* **SHORT PROBLEM**
Go through the data below and gather each line containing "Survey".

* **MATERIAL FOR THIS TASK**
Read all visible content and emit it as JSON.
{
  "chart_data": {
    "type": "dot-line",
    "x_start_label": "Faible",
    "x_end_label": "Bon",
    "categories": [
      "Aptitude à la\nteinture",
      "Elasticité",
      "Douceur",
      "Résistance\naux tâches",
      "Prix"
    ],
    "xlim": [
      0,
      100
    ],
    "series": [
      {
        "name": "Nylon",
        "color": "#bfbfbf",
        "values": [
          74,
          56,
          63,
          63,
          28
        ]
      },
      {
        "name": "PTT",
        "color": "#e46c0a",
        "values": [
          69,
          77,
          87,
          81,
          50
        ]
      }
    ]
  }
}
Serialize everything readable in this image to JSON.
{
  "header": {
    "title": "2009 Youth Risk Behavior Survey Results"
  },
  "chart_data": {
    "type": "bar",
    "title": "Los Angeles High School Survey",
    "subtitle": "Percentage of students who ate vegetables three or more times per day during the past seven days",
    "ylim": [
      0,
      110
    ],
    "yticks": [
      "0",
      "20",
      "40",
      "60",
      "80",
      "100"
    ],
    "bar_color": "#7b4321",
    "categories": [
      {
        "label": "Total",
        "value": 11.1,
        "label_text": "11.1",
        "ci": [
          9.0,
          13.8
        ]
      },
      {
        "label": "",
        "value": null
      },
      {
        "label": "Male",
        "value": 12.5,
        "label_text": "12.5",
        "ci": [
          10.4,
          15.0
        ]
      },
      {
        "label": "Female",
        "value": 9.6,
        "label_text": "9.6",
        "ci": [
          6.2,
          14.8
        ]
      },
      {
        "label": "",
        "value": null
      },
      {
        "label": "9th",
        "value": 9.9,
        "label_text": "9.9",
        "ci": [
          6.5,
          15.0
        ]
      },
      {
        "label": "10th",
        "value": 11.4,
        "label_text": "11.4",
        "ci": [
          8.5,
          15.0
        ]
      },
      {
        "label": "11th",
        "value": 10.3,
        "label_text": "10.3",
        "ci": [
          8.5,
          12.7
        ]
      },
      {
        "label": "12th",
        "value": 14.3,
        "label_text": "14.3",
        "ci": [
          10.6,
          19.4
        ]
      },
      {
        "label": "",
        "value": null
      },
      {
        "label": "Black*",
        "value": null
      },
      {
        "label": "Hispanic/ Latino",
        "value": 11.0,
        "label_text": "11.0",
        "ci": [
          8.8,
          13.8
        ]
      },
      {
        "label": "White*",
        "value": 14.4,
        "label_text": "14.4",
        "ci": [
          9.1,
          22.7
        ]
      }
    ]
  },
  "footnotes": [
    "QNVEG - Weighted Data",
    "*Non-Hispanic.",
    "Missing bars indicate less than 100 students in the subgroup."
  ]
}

* **EXPECTED OUTPUT**
    "title": "2009 Youth Risk Behavior Survey Results"
    "title": "Los Angeles High School Survey",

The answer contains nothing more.